— START Supplied records —

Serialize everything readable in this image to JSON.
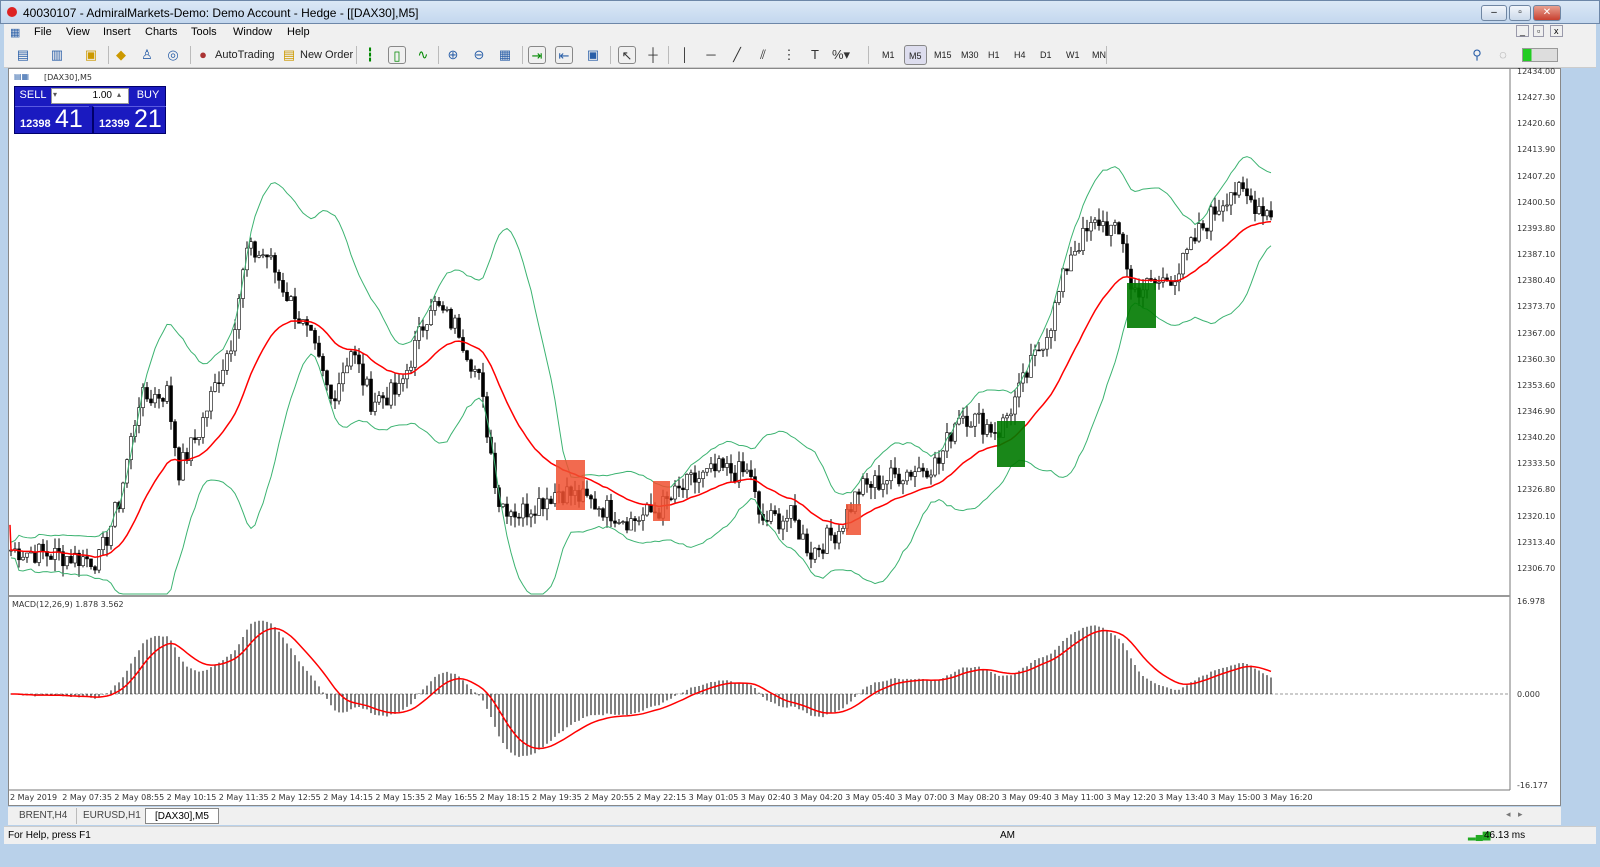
{
  "window": {
    "title": "40030107 - AdmiralMarkets-Demo: Demo Account - Hedge - [[DAX30],M5]"
  },
  "menu": [
    "File",
    "View",
    "Insert",
    "Charts",
    "Tools",
    "Window",
    "Help"
  ],
  "toolbar": {
    "autotrading": "AutoTrading",
    "new_order": "New Order",
    "timeframes": [
      "M1",
      "M5",
      "M15",
      "M30",
      "H1",
      "H4",
      "D1",
      "W1",
      "MN"
    ],
    "active_timeframe": "M5"
  },
  "chart": {
    "symbol_label": "[DAX30],M5",
    "trade_panel": {
      "sell": "SELL",
      "buy": "BUY",
      "lot": "1.00",
      "sell_prefix": "12398",
      "sell_big": "41",
      "buy_prefix": "12399",
      "buy_big": "21"
    },
    "price_axis": [
      "12434.00",
      "12427.30",
      "12420.60",
      "12413.90",
      "12407.20",
      "12400.50",
      "12393.80",
      "12387.10",
      "12380.40",
      "12373.70",
      "12367.00",
      "12360.30",
      "12353.60",
      "12346.90",
      "12340.20",
      "12333.50",
      "12326.80",
      "12320.10",
      "12313.40",
      "12306.70"
    ],
    "macd_label": "MACD(12,26,9) 1.878 3.562",
    "macd_axis": {
      "top": "16.978",
      "zero": "0.000",
      "bottom": "-16.177"
    },
    "time_axis": [
      "2 May 2019",
      "2 May 07:35",
      "2 May 08:55",
      "2 May 10:15",
      "2 May 11:35",
      "2 May 12:55",
      "2 May 14:15",
      "2 May 15:35",
      "2 May 16:55",
      "2 May 18:15",
      "2 May 19:35",
      "2 May 20:55",
      "2 May 22:15",
      "3 May 01:05",
      "3 May 02:40",
      "3 May 04:20",
      "3 May 05:40",
      "3 May 07:00",
      "3 May 08:20",
      "3 May 09:40",
      "3 May 11:00",
      "3 May 12:20",
      "3 May 13:40",
      "3 May 15:00",
      "3 May 16:20"
    ],
    "price_path": [
      [
        0,
        12311.6
      ],
      [
        22,
        12309
      ],
      [
        27,
        12324
      ],
      [
        32,
        12350
      ],
      [
        39,
        12352
      ],
      [
        42,
        12332
      ],
      [
        47,
        12342
      ],
      [
        55,
        12365
      ],
      [
        59,
        12388
      ],
      [
        64,
        12387
      ],
      [
        70,
        12375
      ],
      [
        75,
        12365
      ],
      [
        80,
        12350
      ],
      [
        85,
        12363
      ],
      [
        90,
        12350
      ],
      [
        97,
        12352
      ],
      [
        105,
        12375
      ],
      [
        112,
        12368
      ],
      [
        117,
        12355
      ],
      [
        122,
        12324
      ],
      [
        127,
        12321
      ],
      [
        137,
        12327
      ],
      [
        147,
        12323
      ],
      [
        155,
        12319
      ],
      [
        162,
        12322
      ],
      [
        170,
        12329
      ],
      [
        177,
        12332
      ],
      [
        185,
        12331
      ],
      [
        187,
        12319
      ],
      [
        195,
        12320
      ],
      [
        200,
        12311
      ],
      [
        207,
        12317
      ],
      [
        212,
        12327
      ],
      [
        222,
        12331
      ],
      [
        232,
        12334
      ],
      [
        237,
        12347
      ],
      [
        247,
        12342
      ],
      [
        252,
        12352
      ],
      [
        260,
        12370
      ],
      [
        265,
        12388
      ],
      [
        272,
        12396
      ],
      [
        278,
        12391
      ],
      [
        280,
        12378
      ],
      [
        287,
        12380
      ],
      [
        292,
        12383
      ],
      [
        297,
        12393
      ],
      [
        305,
        12404
      ],
      [
        310,
        12401
      ],
      [
        315,
        12398
      ]
    ],
    "colors": {
      "ma": "#ff0000",
      "bands": "#3cb371",
      "sell_box": "#f05030",
      "buy_box": "#007a00"
    }
  },
  "tabs": [
    "BRENT,H4",
    "EURUSD,H1",
    "[DAX30],M5"
  ],
  "status": {
    "help": "For Help, press F1",
    "profile": "AM",
    "ping": "46.13 ms"
  }
}
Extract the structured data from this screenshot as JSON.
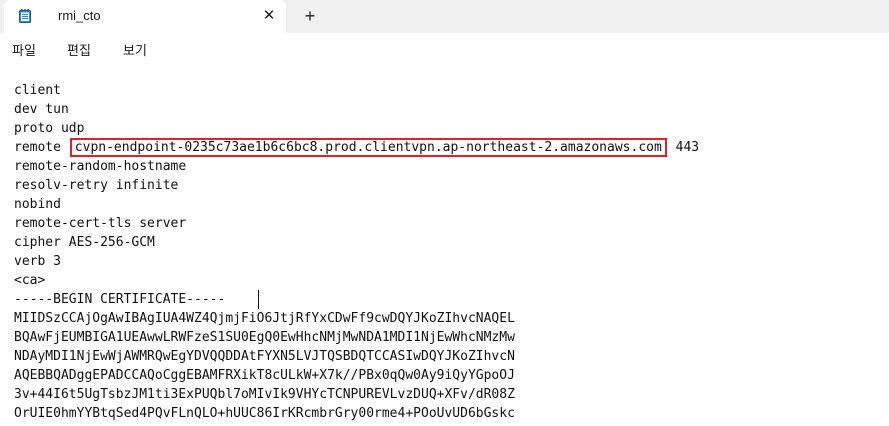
{
  "tab": {
    "title": "rmi_cto",
    "close_glyph": "✕",
    "new_tab_glyph": "+",
    "icon": "notepad-icon"
  },
  "menu": {
    "items": [
      "파일",
      "편집",
      "보기"
    ]
  },
  "editor": {
    "lines": [
      "client",
      "dev tun",
      "proto udp",
      "remote ",
      "remote-random-hostname",
      "resolv-retry infinite",
      "nobind",
      "remote-cert-tls server",
      "cipher AES-256-GCM",
      "verb 3",
      "<ca>",
      "-----BEGIN CERTIFICATE-----",
      "MIIDSzCCAjOgAwIBAgIUA4WZ4QjmjFiO6JtjRfYxCDwFf9cwDQYJKoZIhvcNAQEL",
      "BQAwFjEUMBIGA1UEAwwLRWFzeS1SU0EgQ0EwHhcNMjMwNDA1MDI1NjEwWhcNMzMw",
      "NDAyMDI1NjEwWjAWMRQwEgYDVQQDDAtFYXN5LVJTQSBDQTCCASIwDQYJKoZIhvcN",
      "AQEBBQADggEPADCCAQoCggEBAMFRXikT8cULkW+X7k//PBx0qQw0Ay9iQyYGpoOJ",
      "3v+44I6t5UgTsbzJM1ti3ExPUQbl7oMIvIk9VHYcTCNPUREVLvzDUQ+XFv/dR08Z",
      "OrUIE0hmYYBtqSed4PQvFLnQLO+hUUC86IrKRcmbrGry00rme4+POoUvUD6bGskc"
    ],
    "remote_host": "cvpn-endpoint-0235c73ae1b6c6bc8.prod.clientvpn.ap-northeast-2.amazonaws.com",
    "remote_port": "443"
  },
  "colors": {
    "highlight_border": "#e0212b",
    "titlebar": "#f0f0f0"
  }
}
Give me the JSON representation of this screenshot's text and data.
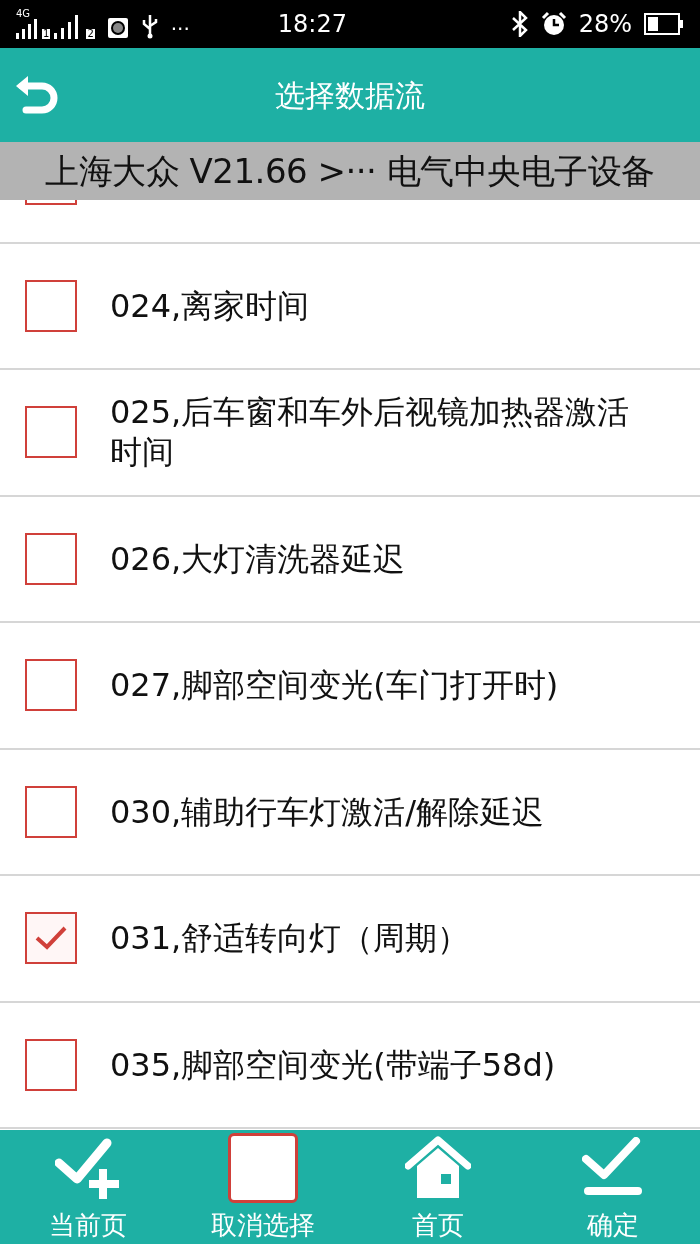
{
  "status_bar": {
    "network": "4G",
    "sim_1": "1",
    "sim_2": "2",
    "more": "···",
    "time": "18:27",
    "battery": "28%"
  },
  "header": {
    "title": "选择数据流"
  },
  "breadcrumb": "上海大众 V21.66 >··· 电气中央电子设备",
  "items": [
    {
      "kind": "cut-off"
    },
    {
      "kind": "option",
      "label": "024,离家时间",
      "checked": false
    },
    {
      "kind": "option",
      "label": "025,后车窗和车外后视镜加热器激活时间",
      "checked": false
    },
    {
      "kind": "option",
      "label": "026,大灯清洗器延迟",
      "checked": false
    },
    {
      "kind": "option",
      "label": "027,脚部空间变光(车门打开时)",
      "checked": false
    },
    {
      "kind": "option",
      "label": "030,辅助行车灯激活/解除延迟",
      "checked": false
    },
    {
      "kind": "option",
      "label": "031,舒适转向灯（周期）",
      "checked": true
    },
    {
      "kind": "option",
      "label": "035,脚部空间变光(带端子58d)",
      "checked": false
    }
  ],
  "bottom_bar": [
    {
      "kind": "check-plus",
      "label": "当前页"
    },
    {
      "kind": "box",
      "label": "取消选择"
    },
    {
      "kind": "home",
      "label": "首页"
    },
    {
      "kind": "check-line",
      "label": "确定"
    }
  ]
}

— END Supplied records —

Requirement:
Look back over the material above and state how many lines hold the word "data". Write the number and nothing else.

Solution to this exercise:
2